## [Exercise goal]
Quote the listing in full, exactly as given, minus any pictures.

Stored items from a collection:
════

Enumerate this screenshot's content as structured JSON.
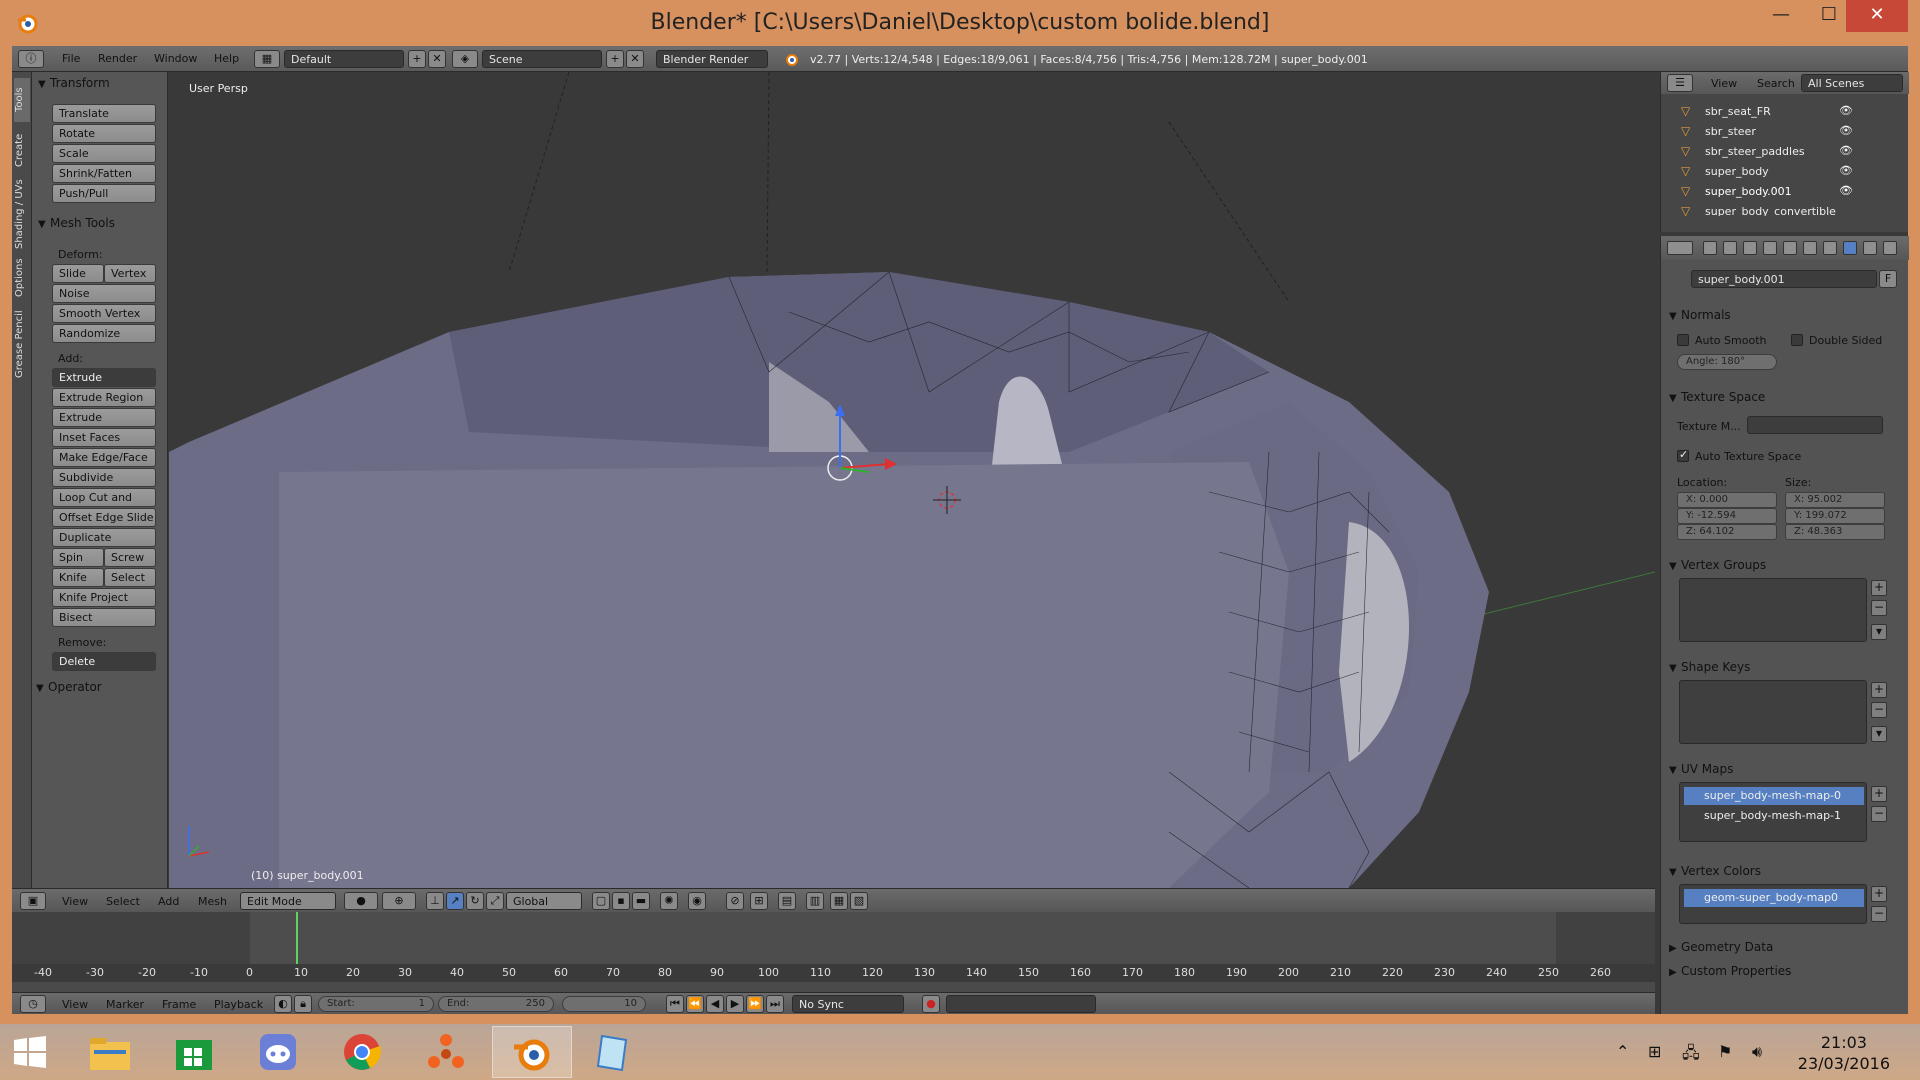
{
  "window": {
    "title": "Blender* [C:\\Users\\Daniel\\Desktop\\custom bolide.blend]",
    "min_label": "—",
    "max_label": "☐",
    "close_label": "✕"
  },
  "menubar": {
    "items": [
      "File",
      "Render",
      "Window",
      "Help"
    ],
    "layout": "Default",
    "scene": "Scene",
    "engine": "Blender Render",
    "stats": "v2.77 | Verts:12/4,548 | Edges:18/9,061 | Faces:8/4,756 | Tris:4,756 | Mem:128.72M | super_body.001"
  },
  "left_tabs": [
    "Tools",
    "Create",
    "Shading / UVs",
    "Options",
    "Grease Pencil"
  ],
  "tool_panel": {
    "transform": {
      "title": "Transform",
      "buttons": [
        "Translate",
        "Rotate",
        "Scale",
        "Shrink/Fatten",
        "Push/Pull"
      ]
    },
    "mesh_tools": {
      "title": "Mesh Tools",
      "deform_label": "Deform:",
      "slide_edge": "Slide Ed",
      "vertex": "Vertex",
      "noise": "Noise",
      "smooth_vertex": "Smooth Vertex",
      "randomize": "Randomize",
      "add_label": "Add:",
      "extrude": "Extrude",
      "add_buttons": [
        "Extrude Region",
        "Extrude Individual",
        "Inset Faces",
        "Make Edge/Face",
        "Subdivide",
        "Loop Cut and Slide",
        "Offset Edge Slide",
        "Duplicate"
      ],
      "spin": "Spin",
      "screw": "Screw",
      "knife": "Knife",
      "select": "Select",
      "knife_project": "Knife Project",
      "bisect": "Bisect",
      "remove_label": "Remove:",
      "delete": "Delete"
    },
    "operator": "Operator"
  },
  "viewport": {
    "label": "User Persp",
    "object_name": "(10) super_body.001"
  },
  "viewport_header": {
    "items": [
      "View",
      "Select",
      "Add",
      "Mesh"
    ],
    "mode": "Edit Mode",
    "orientation": "Global"
  },
  "timeline": {
    "ticks": [
      "-40",
      "-30",
      "-20",
      "-10",
      "0",
      "10",
      "20",
      "30",
      "40",
      "50",
      "60",
      "70",
      "80",
      "90",
      "100",
      "110",
      "120",
      "130",
      "140",
      "150",
      "160",
      "170",
      "180",
      "190",
      "200",
      "210",
      "220",
      "230",
      "240",
      "250",
      "260"
    ],
    "current_frame_value": 10,
    "header_items": [
      "View",
      "Marker",
      "Frame",
      "Playback"
    ],
    "start": "Start:",
    "start_value": "1",
    "end": "End:",
    "end_value": "250",
    "current": "10",
    "sync": "No Sync"
  },
  "outliner": {
    "header": [
      "View",
      "Search"
    ],
    "scenes": "All Scenes",
    "rows": [
      "sbr_seat_FR",
      "sbr_steer",
      "sbr_steer_paddles",
      "super_body",
      "super_body.001",
      "super_body_convertible"
    ]
  },
  "properties": {
    "mesh_name": "super_body.001",
    "f_label": "F",
    "normals": {
      "title": "Normals",
      "auto_smooth": "Auto Smooth",
      "double_sided": "Double Sided",
      "angle": "Angle:   180°"
    },
    "texture_space": {
      "title": "Texture Space",
      "texture_mesh": "Texture M...",
      "auto_texture_space": "Auto Texture Space",
      "location_label": "Location:",
      "size_label": "Size:",
      "loc_x": "X:          0.000",
      "loc_y": "Y:      -12.594",
      "loc_z": "Z:        64.102",
      "size_x": "X:        95.002",
      "size_y": "Y:      199.072",
      "size_z": "Z:        48.363"
    },
    "vertex_groups": "Vertex Groups",
    "shape_keys": "Shape Keys",
    "uv_maps": {
      "title": "UV Maps",
      "items": [
        "super_body-mesh-map-0",
        "super_body-mesh-map-1"
      ]
    },
    "vertex_colors": {
      "title": "Vertex Colors",
      "items": [
        "geom-super_body-map0"
      ]
    },
    "geometry_data": "Geometry Data",
    "custom_properties": "Custom Properties"
  },
  "taskbar": {
    "time": "21:03",
    "date": "23/03/2016"
  },
  "colors": {
    "titlebar": "#d7915f",
    "close": "#c74836",
    "viewport": "#393939",
    "selection": "#5680c2",
    "mesh": "#7c7c94"
  }
}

════

## [Task answer]
Enumerate this screenshot's content as structured JSON.
{
  "window": {
    "title": "Blender* [C:\\Users\\Daniel\\Desktop\\custom bolide.blend]",
    "min_label": "—",
    "max_label": "☐",
    "close_label": "✕"
  },
  "menubar": {
    "items": [
      "File",
      "Render",
      "Window",
      "Help"
    ],
    "layout": "Default",
    "scene": "Scene",
    "engine": "Blender Render",
    "stats": "v2.77 | Verts:12/4,548 | Edges:18/9,061 | Faces:8/4,756 | Tris:4,756 | Mem:128.72M | super_body.001"
  },
  "left_tabs": [
    "Tools",
    "Create",
    "Shading / UVs",
    "Options",
    "Grease Pencil"
  ],
  "tool_panel": {
    "transform": {
      "title": "Transform",
      "buttons": [
        "Translate",
        "Rotate",
        "Scale",
        "Shrink/Fatten",
        "Push/Pull"
      ]
    },
    "mesh_tools": {
      "title": "Mesh Tools",
      "deform_label": "Deform:",
      "slide_edge": "Slide Ed",
      "vertex": "Vertex",
      "noise": "Noise",
      "smooth_vertex": "Smooth Vertex",
      "randomize": "Randomize",
      "add_label": "Add:",
      "extrude": "Extrude",
      "add_buttons": [
        "Extrude Region",
        "Extrude Individual",
        "Inset Faces",
        "Make Edge/Face",
        "Subdivide",
        "Loop Cut and Slide",
        "Offset Edge Slide",
        "Duplicate"
      ],
      "spin": "Spin",
      "screw": "Screw",
      "knife": "Knife",
      "select": "Select",
      "knife_project": "Knife Project",
      "bisect": "Bisect",
      "remove_label": "Remove:",
      "delete": "Delete"
    },
    "operator": "Operator"
  },
  "viewport": {
    "label": "User Persp",
    "object_name": "(10) super_body.001"
  },
  "viewport_header": {
    "items": [
      "View",
      "Select",
      "Add",
      "Mesh"
    ],
    "mode": "Edit Mode",
    "orientation": "Global"
  },
  "timeline": {
    "ticks": [
      "-40",
      "-30",
      "-20",
      "-10",
      "0",
      "10",
      "20",
      "30",
      "40",
      "50",
      "60",
      "70",
      "80",
      "90",
      "100",
      "110",
      "120",
      "130",
      "140",
      "150",
      "160",
      "170",
      "180",
      "190",
      "200",
      "210",
      "220",
      "230",
      "240",
      "250",
      "260"
    ],
    "current_frame_value": 10,
    "header_items": [
      "View",
      "Marker",
      "Frame",
      "Playback"
    ],
    "start": "Start:",
    "start_value": "1",
    "end": "End:",
    "end_value": "250",
    "current": "10",
    "sync": "No Sync"
  },
  "outliner": {
    "header": [
      "View",
      "Search"
    ],
    "scenes": "All Scenes",
    "rows": [
      "sbr_seat_FR",
      "sbr_steer",
      "sbr_steer_paddles",
      "super_body",
      "super_body.001",
      "super_body_convertible"
    ]
  },
  "properties": {
    "mesh_name": "super_body.001",
    "f_label": "F",
    "normals": {
      "title": "Normals",
      "auto_smooth": "Auto Smooth",
      "double_sided": "Double Sided",
      "angle": "Angle:   180°"
    },
    "texture_space": {
      "title": "Texture Space",
      "texture_mesh": "Texture M...",
      "auto_texture_space": "Auto Texture Space",
      "location_label": "Location:",
      "size_label": "Size:",
      "loc_x": "X:          0.000",
      "loc_y": "Y:      -12.594",
      "loc_z": "Z:        64.102",
      "size_x": "X:        95.002",
      "size_y": "Y:      199.072",
      "size_z": "Z:        48.363"
    },
    "vertex_groups": "Vertex Groups",
    "shape_keys": "Shape Keys",
    "uv_maps": {
      "title": "UV Maps",
      "items": [
        "super_body-mesh-map-0",
        "super_body-mesh-map-1"
      ]
    },
    "vertex_colors": {
      "title": "Vertex Colors",
      "items": [
        "geom-super_body-map0"
      ]
    },
    "geometry_data": "Geometry Data",
    "custom_properties": "Custom Properties"
  },
  "taskbar": {
    "time": "21:03",
    "date": "23/03/2016"
  },
  "colors": {
    "titlebar": "#d7915f",
    "close": "#c74836",
    "viewport": "#393939",
    "selection": "#5680c2",
    "mesh": "#7c7c94"
  }
}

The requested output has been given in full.